** begin MATERIAL SUPPLIED **

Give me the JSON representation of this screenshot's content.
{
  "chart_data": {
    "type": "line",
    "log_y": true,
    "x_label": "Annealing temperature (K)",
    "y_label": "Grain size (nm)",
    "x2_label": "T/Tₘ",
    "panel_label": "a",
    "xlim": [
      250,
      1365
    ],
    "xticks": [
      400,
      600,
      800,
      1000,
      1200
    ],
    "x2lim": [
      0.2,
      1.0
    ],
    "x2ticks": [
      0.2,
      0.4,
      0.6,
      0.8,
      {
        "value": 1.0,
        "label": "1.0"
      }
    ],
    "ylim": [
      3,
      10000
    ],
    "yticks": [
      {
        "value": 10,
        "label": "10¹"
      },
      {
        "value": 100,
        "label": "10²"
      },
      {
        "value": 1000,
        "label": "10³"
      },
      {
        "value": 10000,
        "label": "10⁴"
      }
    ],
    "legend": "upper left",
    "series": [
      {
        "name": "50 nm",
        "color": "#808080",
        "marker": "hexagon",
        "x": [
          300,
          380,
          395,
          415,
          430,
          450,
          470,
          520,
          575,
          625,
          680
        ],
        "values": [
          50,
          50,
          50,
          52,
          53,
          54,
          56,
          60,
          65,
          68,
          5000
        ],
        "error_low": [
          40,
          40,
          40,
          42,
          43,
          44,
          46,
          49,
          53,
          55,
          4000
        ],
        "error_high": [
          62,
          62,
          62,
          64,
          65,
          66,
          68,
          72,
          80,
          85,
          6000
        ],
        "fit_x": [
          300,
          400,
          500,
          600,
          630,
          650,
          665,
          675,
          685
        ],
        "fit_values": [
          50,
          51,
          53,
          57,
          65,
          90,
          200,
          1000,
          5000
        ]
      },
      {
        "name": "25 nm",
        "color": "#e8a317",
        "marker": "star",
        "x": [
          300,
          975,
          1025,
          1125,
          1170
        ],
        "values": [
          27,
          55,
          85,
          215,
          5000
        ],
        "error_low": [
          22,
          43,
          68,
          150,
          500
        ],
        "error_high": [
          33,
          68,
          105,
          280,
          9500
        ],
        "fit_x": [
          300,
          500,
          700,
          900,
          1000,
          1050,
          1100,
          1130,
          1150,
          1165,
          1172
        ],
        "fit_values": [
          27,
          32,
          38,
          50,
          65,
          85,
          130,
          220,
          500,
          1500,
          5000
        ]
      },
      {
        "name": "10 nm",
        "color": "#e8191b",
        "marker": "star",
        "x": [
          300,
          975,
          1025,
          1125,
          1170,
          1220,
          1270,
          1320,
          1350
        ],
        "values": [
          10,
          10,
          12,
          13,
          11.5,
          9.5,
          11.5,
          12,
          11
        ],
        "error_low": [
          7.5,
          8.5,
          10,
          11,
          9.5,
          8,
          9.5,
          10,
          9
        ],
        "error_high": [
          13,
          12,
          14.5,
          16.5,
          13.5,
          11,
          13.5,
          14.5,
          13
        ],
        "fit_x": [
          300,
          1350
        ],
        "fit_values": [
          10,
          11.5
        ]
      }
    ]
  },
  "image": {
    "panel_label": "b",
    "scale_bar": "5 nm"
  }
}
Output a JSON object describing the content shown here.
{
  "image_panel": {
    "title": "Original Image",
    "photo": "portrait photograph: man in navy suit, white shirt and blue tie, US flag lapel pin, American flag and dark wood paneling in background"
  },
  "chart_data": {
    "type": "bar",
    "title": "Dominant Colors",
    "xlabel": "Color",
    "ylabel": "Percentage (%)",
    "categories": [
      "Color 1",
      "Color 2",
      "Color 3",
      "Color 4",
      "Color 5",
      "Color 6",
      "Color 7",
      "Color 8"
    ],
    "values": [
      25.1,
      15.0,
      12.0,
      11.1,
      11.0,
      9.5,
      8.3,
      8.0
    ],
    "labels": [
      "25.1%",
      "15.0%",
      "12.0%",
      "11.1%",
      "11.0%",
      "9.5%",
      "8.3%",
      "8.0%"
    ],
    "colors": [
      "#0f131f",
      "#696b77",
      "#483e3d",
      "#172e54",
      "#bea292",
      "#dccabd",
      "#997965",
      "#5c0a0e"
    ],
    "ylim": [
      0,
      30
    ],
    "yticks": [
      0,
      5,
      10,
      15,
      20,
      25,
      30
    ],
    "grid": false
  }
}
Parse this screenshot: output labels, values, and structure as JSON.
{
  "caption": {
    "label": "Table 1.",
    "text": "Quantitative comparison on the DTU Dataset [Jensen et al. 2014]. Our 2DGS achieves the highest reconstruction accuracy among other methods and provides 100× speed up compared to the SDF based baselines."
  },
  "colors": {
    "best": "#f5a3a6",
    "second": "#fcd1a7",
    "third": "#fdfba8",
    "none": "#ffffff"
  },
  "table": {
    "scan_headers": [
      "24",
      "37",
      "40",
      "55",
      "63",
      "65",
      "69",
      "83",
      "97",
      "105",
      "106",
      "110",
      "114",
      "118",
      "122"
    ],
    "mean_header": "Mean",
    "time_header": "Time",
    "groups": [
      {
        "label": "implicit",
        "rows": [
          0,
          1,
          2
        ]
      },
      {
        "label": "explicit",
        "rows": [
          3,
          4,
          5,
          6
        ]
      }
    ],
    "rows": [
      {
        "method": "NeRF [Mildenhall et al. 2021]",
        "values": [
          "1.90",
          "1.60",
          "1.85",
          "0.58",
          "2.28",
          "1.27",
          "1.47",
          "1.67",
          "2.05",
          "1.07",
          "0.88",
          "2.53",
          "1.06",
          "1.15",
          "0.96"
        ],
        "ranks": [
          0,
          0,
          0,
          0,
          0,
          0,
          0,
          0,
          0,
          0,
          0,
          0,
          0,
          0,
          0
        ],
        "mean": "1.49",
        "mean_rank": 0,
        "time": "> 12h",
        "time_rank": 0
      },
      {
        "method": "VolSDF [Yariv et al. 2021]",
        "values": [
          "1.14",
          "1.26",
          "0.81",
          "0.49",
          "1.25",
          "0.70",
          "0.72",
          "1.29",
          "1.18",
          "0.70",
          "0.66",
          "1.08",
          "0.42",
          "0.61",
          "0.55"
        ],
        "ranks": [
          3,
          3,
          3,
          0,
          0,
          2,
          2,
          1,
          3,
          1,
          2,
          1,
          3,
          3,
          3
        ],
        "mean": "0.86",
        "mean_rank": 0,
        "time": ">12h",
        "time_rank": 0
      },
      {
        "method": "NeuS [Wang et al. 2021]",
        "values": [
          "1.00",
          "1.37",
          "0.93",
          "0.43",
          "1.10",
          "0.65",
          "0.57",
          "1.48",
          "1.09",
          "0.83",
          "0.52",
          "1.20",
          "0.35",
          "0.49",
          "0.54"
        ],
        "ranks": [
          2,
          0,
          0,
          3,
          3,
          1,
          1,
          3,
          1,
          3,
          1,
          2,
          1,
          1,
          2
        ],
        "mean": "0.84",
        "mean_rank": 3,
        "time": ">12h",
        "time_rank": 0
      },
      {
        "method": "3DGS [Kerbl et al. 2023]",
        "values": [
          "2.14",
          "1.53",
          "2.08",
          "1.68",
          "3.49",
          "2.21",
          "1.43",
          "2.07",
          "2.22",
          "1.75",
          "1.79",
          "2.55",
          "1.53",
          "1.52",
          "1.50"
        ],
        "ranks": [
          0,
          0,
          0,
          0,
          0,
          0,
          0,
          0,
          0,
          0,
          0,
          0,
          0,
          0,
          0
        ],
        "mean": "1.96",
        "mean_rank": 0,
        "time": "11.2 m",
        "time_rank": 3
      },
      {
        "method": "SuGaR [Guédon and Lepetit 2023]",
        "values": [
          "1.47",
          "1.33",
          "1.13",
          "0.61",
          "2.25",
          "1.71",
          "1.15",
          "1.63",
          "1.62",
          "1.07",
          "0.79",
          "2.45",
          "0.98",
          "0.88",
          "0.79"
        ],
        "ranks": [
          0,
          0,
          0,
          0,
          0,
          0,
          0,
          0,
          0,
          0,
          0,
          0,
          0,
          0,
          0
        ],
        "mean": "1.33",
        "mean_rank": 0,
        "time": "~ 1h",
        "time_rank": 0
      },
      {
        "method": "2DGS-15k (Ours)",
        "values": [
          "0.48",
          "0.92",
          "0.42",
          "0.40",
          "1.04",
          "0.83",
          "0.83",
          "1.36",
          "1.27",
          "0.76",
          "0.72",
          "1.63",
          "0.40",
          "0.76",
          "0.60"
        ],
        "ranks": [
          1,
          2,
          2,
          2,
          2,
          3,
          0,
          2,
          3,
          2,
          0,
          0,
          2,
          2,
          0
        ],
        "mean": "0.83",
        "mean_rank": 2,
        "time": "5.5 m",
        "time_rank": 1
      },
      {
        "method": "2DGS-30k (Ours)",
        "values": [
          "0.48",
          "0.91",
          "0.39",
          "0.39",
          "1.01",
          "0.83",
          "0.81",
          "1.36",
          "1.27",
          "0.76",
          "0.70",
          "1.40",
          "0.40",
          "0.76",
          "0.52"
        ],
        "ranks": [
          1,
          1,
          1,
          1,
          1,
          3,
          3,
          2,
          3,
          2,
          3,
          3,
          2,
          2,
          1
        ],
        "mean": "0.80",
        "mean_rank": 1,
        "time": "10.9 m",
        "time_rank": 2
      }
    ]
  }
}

** end MATERIAL SUPPLIED **

All lines above with "title" in them should be returned.

    "title": "Original Image",
    "title": "Dominant Colors",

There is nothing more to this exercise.